Great Plays - Small Casts
Great Plays - Small Casts#1
Posted: 6/27/11 at 6:05pmHi everyone. I was hoping to get some ideas for great plays with small casts (say a max of about 5ish ppl). It's for a Senior Project I'm a part of - we have 1 guy and 2 women in it but we can always hold auditions for the remaining roles. Any ideas would be GREATLY appreciated! Thank you!
Great Plays - Small Casts#2
Posted: 6/27/11 at 6:19pm
luva, do you mean "senior" as in senior citizen or as in high school? Providing a general age range of the actors will help posters make suggestions.
Great Plays - Small Casts#2
Posted: 6/27/11 at 8:27pm
Reasons to be Pretty, Neil Labute
The Substance of Fire, Jon Robit Baitz
God of Carnage, Yazmina Reza
Chapter Two, Neil Simon
Deathtrap, Ira Levin
Angel Street, Patrick Hamilton
Great Plays - Small Casts#3
Posted: 6/27/11 at 8:33pmNo Exit by Jean-Paul Sartre
Great Plays - Small Casts#4
Posted: 6/27/11 at 8:34pm
Extremities (3 W & 1 M)
One Acts:
Actor's nightmare (3W & 2M)
And then....my mind went blank...when I clicked on reply, I had about six titles in my head. I'll come back and post more later.
Great Plays - Small Casts#5
Posted: 6/27/11 at 8:58pmDeuce (in case you mean SENIOR CITIZEN)
Great Plays - Small Casts#6
Posted: 6/27/11 at 9:10pm
Harvey
The Effect of Gamma Rays on Man-in-the-Moon Marigolds
Great Plays - Small Casts#7
Posted: 6/27/11 at 9:28pmThe Glass Menagerie (2m, 2w)
Great Plays - Small Casts#9
Posted: 6/28/11 at 11:35pmWhose Afraid of Virginia Woolf?
Leading Actor Joined: 7/20/09
Great Plays - Small Casts#10
Posted: 6/28/11 at 11:42pm
I second The Glass Menagerie.

> DATASET EXCERPT
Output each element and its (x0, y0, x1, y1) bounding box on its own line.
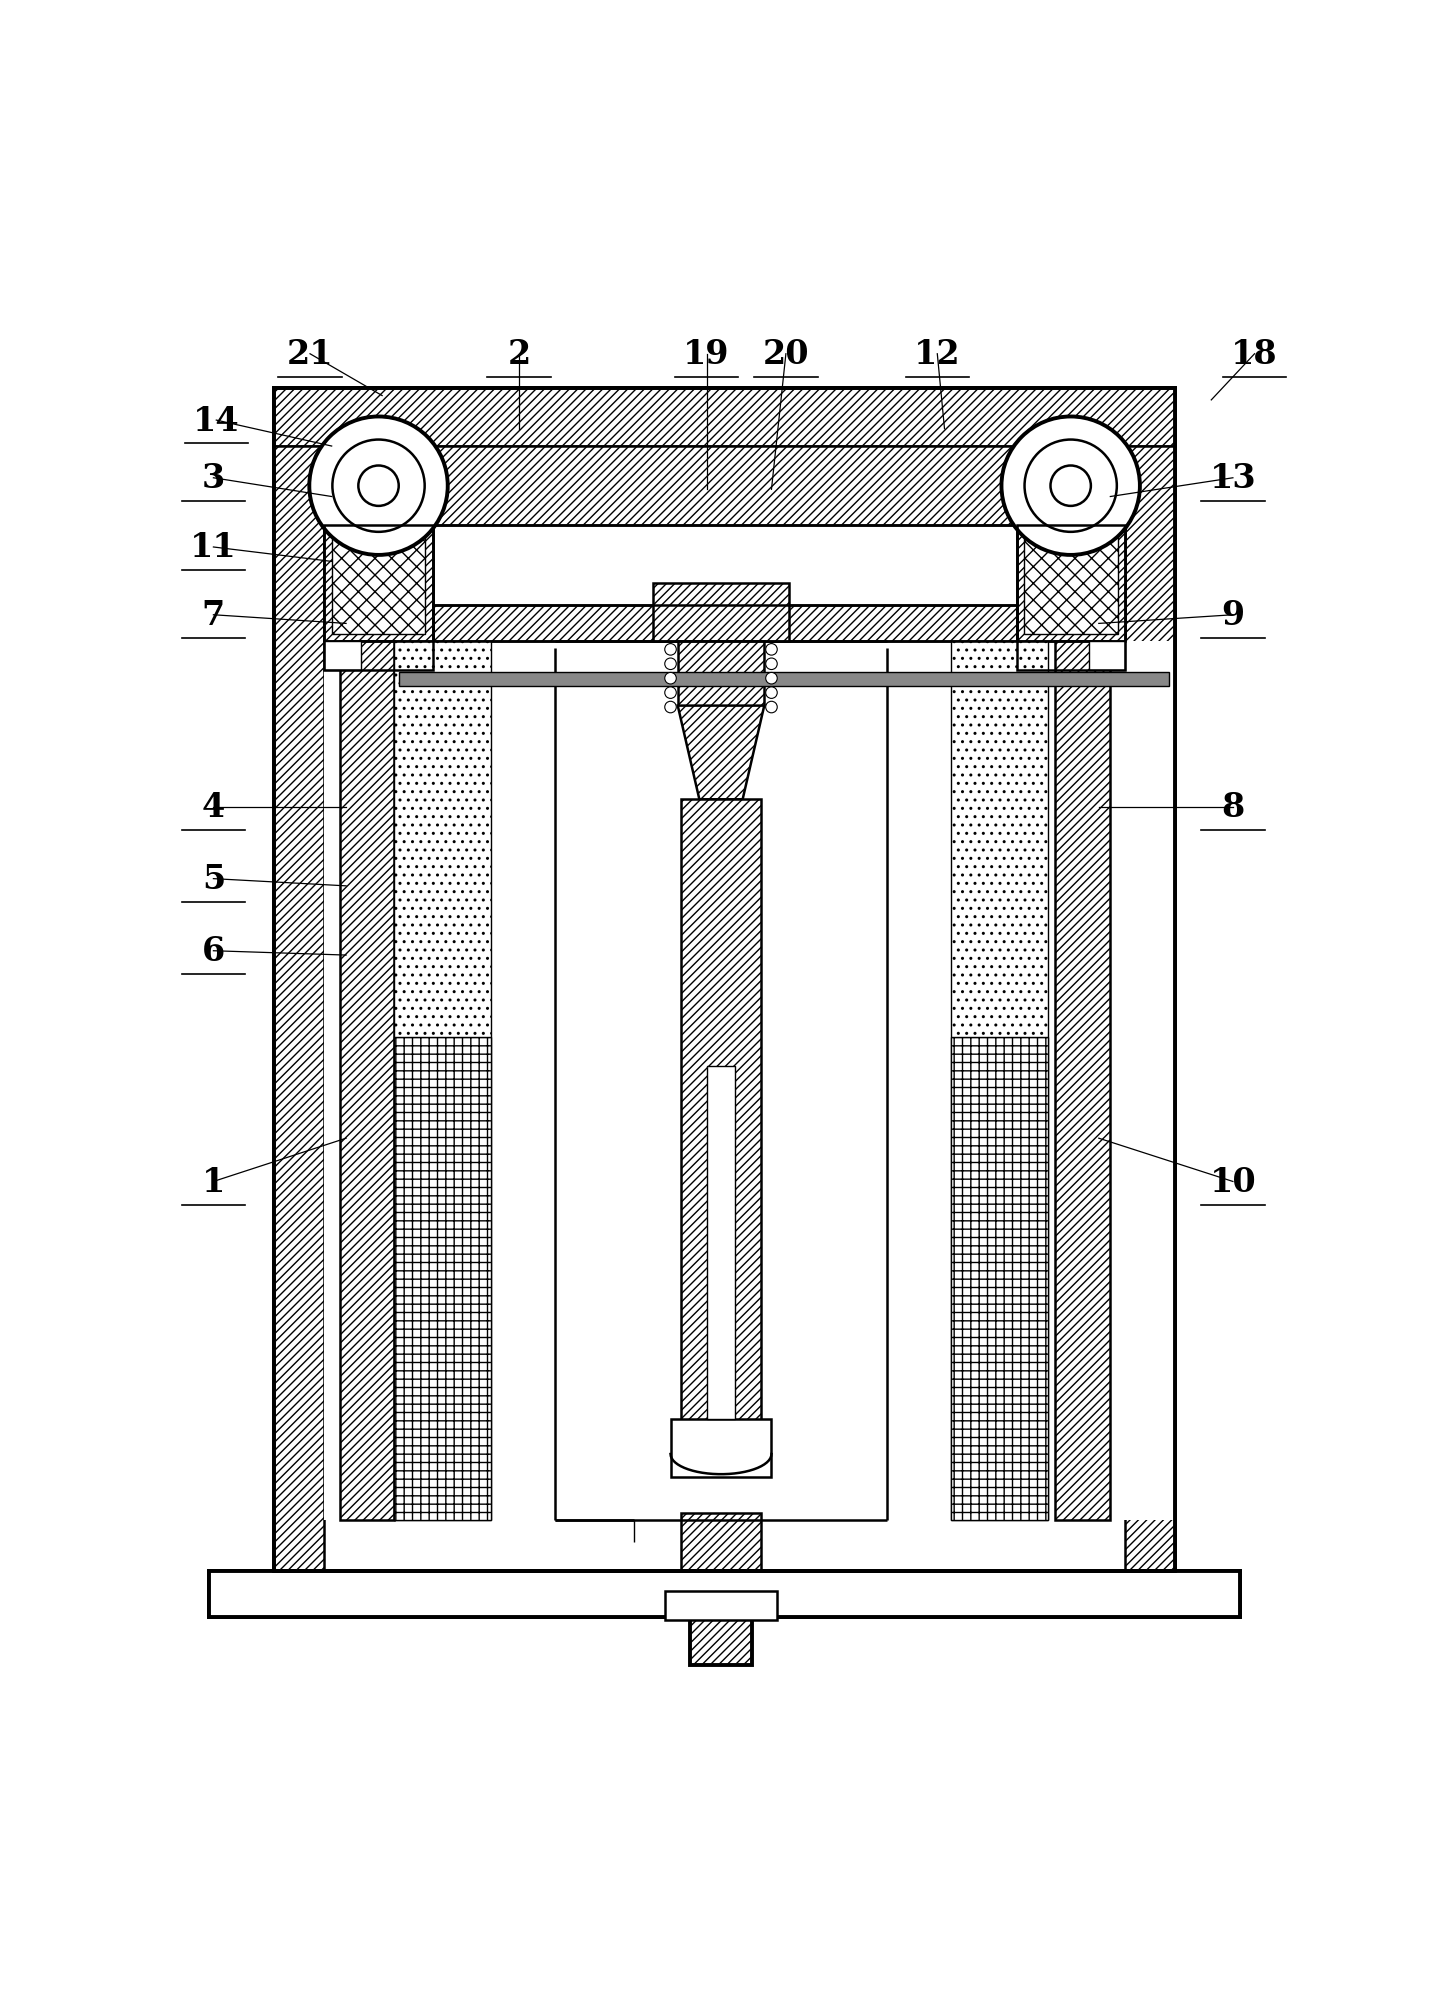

> TASKS FOR THIS EXERCISE
(A) In the forum thread on small-cast plays, who is named as the author of Deathtrap?
(B) List every play in the forum thread on small-cast plays that is posted together with its author's name.
(C) Pick up the forum thread on small-cast plays after its final post.
The material has no connection to the forum thread on small-cast plays.

> IN RESPONSE
(A) Ira Levin

(B)
Reasons to be Pretty, Neil Labute
The Substance of Fire, Jon Robit Baitz
God of Carnage, Yazmina Reza
Chapter Two, Neil Simon
Deathtrap, Ira Levin
Angel Street, Patrick Hamilton
No Exit, Jean-Paul Sartre

(C)
I'd consider David Auburn's Proof.
Understudy Joined: 4/23/11
Great Plays - Small Casts#11
Posted: 6/29/11 at 12:13amGod of Carnage is a great choice to consider...
Great Plays - Small Casts#13
Posted: 6/29/11 at 1:40am
I'd suggest Waiting for Godot, but since you have two women and one man whom you'd like to cast, that might not be the best choice (although some of my suggestions below have only one woman, that was hard to avoid, and one has no men).
Some ideas:
The Last Yankee by Arthur Miller (3 women, 2 men)
Old Times by Harold Pinter (2 women, 1 man)
Bosoms and Neglect by John Guare (2 women, 1 man, but slightly complicated scenic demands so perhaps not the best choice.)
A Lovely Sunday for Creve Coeur by Tennessee Williams (4 women)
Serenading Louie by Lanford Wilson (2 women, 2 men)
Doubt by John Patrick Shanley (3 women, 1 man)
Lovers by Brian Friel (3 women, 2 men. This consists of two one-acts, one of which has a very simple set.)
Fool for Love by Same Shepard (1 woman, 3 men)
The Faith Healer by Brian Friel (1 woman, 2 men)
Molly Sweeney by Brian Friel (1 woman, 2 men)
The Dying Gaul by Craig Lucas (1 woman, 2 men)
The Chairs by Eugene Ionesco (1 woman, 1 man)
Benefactors by Michael Frayn (2 women, 2 men)
Talley's Folly by Lanford Wilson (1 woman, 1 man)
The Beauty Queen of Leenane by Martin McDonagh (2 women, 2 men)
Also, lots of playwrights have written one-acts with small casts that can be done with very simple sets. Two, three or even four of these (depending on the lengths of individual plays) could work. Chekhov, Guare, Harry Kondoleon, Durang, Ionesco, Beckett, Pinter, Lanford Wilson, and Williams are some playwrights whose one-acts I think might be especially worth looking at, but there are plenty of others. Doing several one-acts gives the actors opportunities to show versatility. It can be fun for actors to play two or more characters during the course of an evening (or afternoon).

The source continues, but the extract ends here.